§ What is needed
Starting with the line that contains "Decode this image", reproduce each line through the end of the entries exactly as written.

>> start Data for the task

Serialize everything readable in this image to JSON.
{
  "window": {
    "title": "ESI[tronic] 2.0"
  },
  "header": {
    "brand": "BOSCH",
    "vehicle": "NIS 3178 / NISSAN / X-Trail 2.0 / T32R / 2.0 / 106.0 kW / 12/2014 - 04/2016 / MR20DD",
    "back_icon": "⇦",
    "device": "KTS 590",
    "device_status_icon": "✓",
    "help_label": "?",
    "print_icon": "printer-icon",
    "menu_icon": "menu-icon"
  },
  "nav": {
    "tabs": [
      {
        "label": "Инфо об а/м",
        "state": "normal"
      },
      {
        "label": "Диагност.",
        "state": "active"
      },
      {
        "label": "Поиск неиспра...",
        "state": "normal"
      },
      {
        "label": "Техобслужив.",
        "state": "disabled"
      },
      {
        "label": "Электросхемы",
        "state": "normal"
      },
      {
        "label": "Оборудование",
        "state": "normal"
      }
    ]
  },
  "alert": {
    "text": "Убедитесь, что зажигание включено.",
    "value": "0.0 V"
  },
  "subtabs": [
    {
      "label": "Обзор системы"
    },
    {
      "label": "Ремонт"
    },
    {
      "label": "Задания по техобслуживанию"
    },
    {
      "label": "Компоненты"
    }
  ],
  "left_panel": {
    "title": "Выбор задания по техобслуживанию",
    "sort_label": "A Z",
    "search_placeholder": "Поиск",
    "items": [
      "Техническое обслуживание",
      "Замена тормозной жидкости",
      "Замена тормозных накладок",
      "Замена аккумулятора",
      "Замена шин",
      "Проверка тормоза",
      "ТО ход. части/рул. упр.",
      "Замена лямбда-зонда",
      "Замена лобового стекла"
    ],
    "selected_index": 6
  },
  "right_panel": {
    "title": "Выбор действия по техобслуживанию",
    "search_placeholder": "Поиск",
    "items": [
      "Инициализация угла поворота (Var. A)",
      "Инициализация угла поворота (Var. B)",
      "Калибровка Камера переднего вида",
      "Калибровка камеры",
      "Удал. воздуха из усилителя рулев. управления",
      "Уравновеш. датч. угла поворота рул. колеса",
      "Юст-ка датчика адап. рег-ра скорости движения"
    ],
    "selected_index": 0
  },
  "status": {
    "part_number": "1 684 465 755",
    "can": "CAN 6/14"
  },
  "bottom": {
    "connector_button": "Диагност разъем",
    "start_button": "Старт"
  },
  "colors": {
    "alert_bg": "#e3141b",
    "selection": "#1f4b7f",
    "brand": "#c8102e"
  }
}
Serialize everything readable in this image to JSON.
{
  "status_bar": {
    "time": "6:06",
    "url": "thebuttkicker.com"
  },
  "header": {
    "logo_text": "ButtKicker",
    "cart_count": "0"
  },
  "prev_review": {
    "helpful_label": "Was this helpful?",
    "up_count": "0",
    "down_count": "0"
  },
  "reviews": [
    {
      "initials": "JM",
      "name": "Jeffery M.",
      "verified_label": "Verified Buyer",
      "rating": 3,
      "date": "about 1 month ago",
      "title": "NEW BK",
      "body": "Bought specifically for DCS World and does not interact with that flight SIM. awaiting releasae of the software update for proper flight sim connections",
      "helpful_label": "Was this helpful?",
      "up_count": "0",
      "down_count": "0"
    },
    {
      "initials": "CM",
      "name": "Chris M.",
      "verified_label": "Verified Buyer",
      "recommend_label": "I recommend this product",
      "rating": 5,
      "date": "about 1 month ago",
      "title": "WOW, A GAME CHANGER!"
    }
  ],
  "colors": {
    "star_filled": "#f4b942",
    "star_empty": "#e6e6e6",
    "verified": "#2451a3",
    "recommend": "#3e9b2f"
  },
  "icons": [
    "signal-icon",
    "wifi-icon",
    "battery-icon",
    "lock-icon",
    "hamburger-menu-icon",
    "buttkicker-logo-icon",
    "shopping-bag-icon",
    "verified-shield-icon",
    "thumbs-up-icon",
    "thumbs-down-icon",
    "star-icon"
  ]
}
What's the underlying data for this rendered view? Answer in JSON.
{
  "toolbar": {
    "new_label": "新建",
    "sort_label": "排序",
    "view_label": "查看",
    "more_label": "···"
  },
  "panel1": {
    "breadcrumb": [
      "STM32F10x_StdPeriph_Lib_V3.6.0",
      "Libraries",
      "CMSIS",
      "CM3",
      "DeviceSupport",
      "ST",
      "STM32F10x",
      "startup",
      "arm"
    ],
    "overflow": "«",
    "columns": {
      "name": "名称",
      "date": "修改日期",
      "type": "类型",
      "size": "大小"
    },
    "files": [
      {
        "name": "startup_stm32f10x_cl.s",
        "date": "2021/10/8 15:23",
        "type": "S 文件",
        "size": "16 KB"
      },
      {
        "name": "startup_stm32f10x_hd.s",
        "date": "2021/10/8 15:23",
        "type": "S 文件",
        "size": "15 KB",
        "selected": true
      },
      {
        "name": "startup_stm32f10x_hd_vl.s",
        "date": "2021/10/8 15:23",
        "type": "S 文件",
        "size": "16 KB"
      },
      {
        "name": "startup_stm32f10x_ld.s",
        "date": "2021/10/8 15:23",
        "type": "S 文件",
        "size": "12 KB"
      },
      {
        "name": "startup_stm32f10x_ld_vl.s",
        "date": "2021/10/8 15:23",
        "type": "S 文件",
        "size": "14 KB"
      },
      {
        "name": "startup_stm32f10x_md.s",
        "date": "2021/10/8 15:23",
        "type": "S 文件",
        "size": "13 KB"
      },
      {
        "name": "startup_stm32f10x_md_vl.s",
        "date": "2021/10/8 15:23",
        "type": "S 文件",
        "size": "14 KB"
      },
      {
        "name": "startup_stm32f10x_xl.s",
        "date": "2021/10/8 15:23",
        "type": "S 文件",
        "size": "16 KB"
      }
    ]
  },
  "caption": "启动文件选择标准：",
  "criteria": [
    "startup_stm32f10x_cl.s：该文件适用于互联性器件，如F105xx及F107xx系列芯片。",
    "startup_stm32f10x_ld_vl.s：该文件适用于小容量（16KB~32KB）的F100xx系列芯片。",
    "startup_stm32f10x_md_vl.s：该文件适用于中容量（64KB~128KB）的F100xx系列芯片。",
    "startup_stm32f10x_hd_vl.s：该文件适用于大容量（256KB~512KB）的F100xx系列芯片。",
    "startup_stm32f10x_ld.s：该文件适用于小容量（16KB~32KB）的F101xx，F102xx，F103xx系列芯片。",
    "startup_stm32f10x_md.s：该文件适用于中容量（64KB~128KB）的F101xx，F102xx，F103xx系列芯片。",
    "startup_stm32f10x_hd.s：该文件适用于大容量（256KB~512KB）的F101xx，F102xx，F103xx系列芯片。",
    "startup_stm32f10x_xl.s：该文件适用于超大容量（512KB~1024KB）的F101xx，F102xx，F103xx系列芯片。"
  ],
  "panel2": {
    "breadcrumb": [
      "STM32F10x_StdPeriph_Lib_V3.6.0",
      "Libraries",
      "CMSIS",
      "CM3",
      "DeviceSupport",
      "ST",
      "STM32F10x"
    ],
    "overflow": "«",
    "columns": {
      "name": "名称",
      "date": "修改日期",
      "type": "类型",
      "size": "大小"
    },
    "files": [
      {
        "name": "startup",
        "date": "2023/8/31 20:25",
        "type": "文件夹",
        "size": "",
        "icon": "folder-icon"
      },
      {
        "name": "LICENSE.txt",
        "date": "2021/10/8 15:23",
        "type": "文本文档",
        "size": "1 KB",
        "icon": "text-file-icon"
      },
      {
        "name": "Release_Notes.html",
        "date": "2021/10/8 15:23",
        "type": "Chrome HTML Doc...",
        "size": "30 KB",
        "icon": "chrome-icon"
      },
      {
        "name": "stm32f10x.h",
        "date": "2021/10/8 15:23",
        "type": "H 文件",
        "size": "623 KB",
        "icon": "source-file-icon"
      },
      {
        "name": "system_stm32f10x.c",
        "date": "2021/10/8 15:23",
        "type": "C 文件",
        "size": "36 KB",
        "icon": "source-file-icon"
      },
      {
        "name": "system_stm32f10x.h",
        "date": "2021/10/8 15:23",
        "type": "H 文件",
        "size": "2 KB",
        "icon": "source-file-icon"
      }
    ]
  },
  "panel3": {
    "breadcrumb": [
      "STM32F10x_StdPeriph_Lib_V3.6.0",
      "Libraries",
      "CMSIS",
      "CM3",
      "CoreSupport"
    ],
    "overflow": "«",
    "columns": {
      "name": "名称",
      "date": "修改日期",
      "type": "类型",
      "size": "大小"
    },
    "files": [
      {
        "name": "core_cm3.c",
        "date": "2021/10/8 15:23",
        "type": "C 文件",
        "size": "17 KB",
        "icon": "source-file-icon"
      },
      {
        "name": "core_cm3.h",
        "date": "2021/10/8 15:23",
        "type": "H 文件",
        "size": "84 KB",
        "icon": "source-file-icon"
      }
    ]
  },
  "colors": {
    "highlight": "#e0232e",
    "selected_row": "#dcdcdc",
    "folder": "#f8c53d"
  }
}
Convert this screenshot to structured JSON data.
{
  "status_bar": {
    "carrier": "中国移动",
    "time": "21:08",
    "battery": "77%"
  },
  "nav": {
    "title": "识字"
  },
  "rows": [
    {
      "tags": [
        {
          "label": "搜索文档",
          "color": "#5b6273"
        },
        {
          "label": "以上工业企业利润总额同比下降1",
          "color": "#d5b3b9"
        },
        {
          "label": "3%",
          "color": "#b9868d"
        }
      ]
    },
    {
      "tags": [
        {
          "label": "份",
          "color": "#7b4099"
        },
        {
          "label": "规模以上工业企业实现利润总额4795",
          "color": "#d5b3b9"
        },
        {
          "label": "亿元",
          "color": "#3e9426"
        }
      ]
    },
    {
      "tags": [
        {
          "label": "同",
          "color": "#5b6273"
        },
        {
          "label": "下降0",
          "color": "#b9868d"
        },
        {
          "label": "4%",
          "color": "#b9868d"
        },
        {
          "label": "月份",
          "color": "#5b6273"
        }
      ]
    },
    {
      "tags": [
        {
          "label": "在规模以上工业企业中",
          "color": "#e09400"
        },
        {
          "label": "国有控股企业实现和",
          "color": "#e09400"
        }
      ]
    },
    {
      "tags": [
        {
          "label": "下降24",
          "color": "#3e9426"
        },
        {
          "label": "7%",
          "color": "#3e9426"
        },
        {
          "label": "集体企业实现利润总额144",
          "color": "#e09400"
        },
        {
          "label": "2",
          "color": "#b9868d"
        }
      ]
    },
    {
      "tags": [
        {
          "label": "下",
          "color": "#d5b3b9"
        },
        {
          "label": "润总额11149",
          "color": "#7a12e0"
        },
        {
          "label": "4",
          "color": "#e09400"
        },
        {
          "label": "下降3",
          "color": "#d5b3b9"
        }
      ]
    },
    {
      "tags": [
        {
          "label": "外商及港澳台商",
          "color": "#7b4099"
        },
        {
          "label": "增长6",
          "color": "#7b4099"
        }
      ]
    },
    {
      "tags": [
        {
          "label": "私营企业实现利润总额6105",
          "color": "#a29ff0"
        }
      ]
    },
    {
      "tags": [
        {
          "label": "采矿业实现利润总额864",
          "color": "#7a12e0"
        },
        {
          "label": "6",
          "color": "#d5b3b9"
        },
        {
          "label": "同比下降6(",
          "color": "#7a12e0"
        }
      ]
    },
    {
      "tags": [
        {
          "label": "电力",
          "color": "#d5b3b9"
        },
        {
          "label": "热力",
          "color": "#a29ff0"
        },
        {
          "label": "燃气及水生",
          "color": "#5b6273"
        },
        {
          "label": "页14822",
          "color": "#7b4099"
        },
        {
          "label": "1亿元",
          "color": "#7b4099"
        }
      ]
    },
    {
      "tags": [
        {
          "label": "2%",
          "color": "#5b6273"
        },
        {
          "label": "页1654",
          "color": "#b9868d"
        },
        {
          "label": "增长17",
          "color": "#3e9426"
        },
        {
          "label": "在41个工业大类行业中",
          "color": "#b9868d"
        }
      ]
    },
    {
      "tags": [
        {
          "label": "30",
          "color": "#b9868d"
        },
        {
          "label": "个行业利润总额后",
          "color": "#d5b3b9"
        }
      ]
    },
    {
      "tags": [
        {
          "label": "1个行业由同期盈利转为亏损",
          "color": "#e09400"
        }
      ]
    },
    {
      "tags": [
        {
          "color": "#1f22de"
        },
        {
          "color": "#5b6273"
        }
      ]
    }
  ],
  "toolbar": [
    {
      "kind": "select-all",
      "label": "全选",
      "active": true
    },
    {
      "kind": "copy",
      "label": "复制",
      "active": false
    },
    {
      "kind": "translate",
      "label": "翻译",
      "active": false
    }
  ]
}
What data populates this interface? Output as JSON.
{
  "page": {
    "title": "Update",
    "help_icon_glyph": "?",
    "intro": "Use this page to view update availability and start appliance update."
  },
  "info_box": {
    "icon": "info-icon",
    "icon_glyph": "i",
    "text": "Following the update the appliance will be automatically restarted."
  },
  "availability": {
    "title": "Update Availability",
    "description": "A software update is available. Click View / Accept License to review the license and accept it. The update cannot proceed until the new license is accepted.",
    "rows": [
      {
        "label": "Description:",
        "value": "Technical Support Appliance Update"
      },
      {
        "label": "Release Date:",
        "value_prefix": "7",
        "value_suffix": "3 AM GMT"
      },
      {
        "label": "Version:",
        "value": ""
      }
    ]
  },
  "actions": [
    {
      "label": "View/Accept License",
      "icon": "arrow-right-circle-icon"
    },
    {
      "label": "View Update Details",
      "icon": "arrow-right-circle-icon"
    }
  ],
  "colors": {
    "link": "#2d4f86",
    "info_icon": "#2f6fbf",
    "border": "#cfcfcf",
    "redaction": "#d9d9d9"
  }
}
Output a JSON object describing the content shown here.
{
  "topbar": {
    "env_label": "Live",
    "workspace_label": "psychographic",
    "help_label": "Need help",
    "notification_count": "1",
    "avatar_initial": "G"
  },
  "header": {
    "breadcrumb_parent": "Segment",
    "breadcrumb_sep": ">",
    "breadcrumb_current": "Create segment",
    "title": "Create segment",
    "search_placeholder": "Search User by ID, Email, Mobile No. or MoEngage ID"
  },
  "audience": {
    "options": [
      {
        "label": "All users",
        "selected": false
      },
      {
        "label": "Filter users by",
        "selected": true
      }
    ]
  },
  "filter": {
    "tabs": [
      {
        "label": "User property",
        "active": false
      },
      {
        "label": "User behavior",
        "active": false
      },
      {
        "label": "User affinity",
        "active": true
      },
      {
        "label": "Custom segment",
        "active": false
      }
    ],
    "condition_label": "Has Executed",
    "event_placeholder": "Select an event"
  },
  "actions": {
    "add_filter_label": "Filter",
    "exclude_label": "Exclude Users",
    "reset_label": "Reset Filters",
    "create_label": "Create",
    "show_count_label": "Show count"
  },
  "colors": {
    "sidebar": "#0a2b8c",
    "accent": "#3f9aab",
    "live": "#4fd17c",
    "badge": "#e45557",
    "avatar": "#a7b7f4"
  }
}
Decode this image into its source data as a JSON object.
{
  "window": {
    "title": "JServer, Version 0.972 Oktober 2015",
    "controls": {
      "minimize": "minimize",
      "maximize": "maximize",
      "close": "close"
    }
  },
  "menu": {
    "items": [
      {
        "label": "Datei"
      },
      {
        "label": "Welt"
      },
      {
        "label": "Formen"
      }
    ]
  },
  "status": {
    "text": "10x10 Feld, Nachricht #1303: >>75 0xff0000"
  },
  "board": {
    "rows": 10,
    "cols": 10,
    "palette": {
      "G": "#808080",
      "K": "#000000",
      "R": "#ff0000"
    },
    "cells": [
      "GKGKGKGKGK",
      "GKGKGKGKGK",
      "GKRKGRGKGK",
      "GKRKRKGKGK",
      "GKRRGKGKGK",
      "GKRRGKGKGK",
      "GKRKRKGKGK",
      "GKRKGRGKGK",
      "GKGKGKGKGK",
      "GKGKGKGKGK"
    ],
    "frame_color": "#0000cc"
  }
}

>> end Data for the task

§ Answer below
Decode this image into its source data as a JSON object.
{
  "window": {
    "title": "JServer, Version 0.972 Oktober 2015",
    "controls": {
      "minimize": "minimize",
      "maximize": "maximize",
      "close": "close"
    }
  },
  "menu": {
    "items": [
      {
        "label": "Datei"
      },
      {
        "label": "Welt"
      },
      {
        "label": "Formen"
      }
    ]
  },
  "status": {
    "text": "10x10 Feld, Nachricht #1303: >>75 0xff0000"
  },
  "board": {
    "rows": 10,
    "cols": 10,
    "palette": {
      "G": "#808080",
      "K": "#000000",
      "R": "#ff0000"
    },
    "cells": [
      "GKGKGKGKGK",
      "GKGKGKGKGK",
      "GKRKGRGKGK",
      "GKRKRKGKGK",
      "GKRRGKGKGK",
      "GKRRGKGKGK",
      "GKRKRKGKGK",
      "GKRKGRGKGK",
      "GKGKGKGKGK",
      "GKGKGKGKGK"
    ],
    "frame_color": "#0000cc"
  }
}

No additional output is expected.